### Listing:
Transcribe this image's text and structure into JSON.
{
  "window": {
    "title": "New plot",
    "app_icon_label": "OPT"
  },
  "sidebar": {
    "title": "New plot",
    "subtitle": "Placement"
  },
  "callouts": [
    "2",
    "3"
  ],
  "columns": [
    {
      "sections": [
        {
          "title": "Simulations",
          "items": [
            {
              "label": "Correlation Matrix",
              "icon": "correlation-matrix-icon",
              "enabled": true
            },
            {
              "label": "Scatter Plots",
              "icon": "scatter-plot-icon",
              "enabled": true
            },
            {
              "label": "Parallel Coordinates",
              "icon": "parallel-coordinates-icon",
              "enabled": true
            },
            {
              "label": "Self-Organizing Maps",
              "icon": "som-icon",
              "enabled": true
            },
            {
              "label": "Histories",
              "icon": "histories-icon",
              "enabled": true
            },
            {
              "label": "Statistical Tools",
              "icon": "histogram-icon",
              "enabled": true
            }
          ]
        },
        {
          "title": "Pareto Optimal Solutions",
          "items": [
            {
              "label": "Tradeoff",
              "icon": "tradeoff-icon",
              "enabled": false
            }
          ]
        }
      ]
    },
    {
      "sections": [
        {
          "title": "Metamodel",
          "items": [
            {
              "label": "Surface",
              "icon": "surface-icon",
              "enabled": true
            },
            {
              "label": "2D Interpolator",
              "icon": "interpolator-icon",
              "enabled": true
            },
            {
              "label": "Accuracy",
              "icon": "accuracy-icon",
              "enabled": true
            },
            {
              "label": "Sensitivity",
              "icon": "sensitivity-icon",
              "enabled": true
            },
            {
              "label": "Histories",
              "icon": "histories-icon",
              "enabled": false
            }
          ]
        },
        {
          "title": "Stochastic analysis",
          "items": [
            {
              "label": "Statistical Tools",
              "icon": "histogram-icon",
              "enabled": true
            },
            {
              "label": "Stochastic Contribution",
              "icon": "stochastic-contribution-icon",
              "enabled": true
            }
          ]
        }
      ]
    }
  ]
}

### Task prompt:
Retype the material in full. Each word must match.

### Output of the exercise:
Transcribe this image's text and structure into JSON.
{
  "window": {
    "title": "New plot",
    "app_icon_label": "OPT"
  },
  "sidebar": {
    "title": "New plot",
    "subtitle": "Placement"
  },
  "callouts": [
    "2",
    "3"
  ],
  "columns": [
    {
      "sections": [
        {
          "title": "Simulations",
          "items": [
            {
              "label": "Correlation Matrix",
              "icon": "correlation-matrix-icon",
              "enabled": true
            },
            {
              "label": "Scatter Plots",
              "icon": "scatter-plot-icon",
              "enabled": true
            },
            {
              "label": "Parallel Coordinates",
              "icon": "parallel-coordinates-icon",
              "enabled": true
            },
            {
              "label": "Self-Organizing Maps",
              "icon": "som-icon",
              "enabled": true
            },
            {
              "label": "Histories",
              "icon": "histories-icon",
              "enabled": true
            },
            {
              "label": "Statistical Tools",
              "icon": "histogram-icon",
              "enabled": true
            }
          ]
        },
        {
          "title": "Pareto Optimal Solutions",
          "items": [
            {
              "label": "Tradeoff",
              "icon": "tradeoff-icon",
              "enabled": false
            }
          ]
        }
      ]
    },
    {
      "sections": [
        {
          "title": "Metamodel",
          "items": [
            {
              "label": "Surface",
              "icon": "surface-icon",
              "enabled": true
            },
            {
              "label": "2D Interpolator",
              "icon": "interpolator-icon",
              "enabled": true
            },
            {
              "label": "Accuracy",
              "icon": "accuracy-icon",
              "enabled": true
            },
            {
              "label": "Sensitivity",
              "icon": "sensitivity-icon",
              "enabled": true
            },
            {
              "label": "Histories",
              "icon": "histories-icon",
              "enabled": false
            }
          ]
        },
        {
          "title": "Stochastic analysis",
          "items": [
            {
              "label": "Statistical Tools",
              "icon": "histogram-icon",
              "enabled": true
            },
            {
              "label": "Stochastic Contribution",
              "icon": "stochastic-contribution-icon",
              "enabled": true
            }
          ]
        }
      ]
    }
  ]
}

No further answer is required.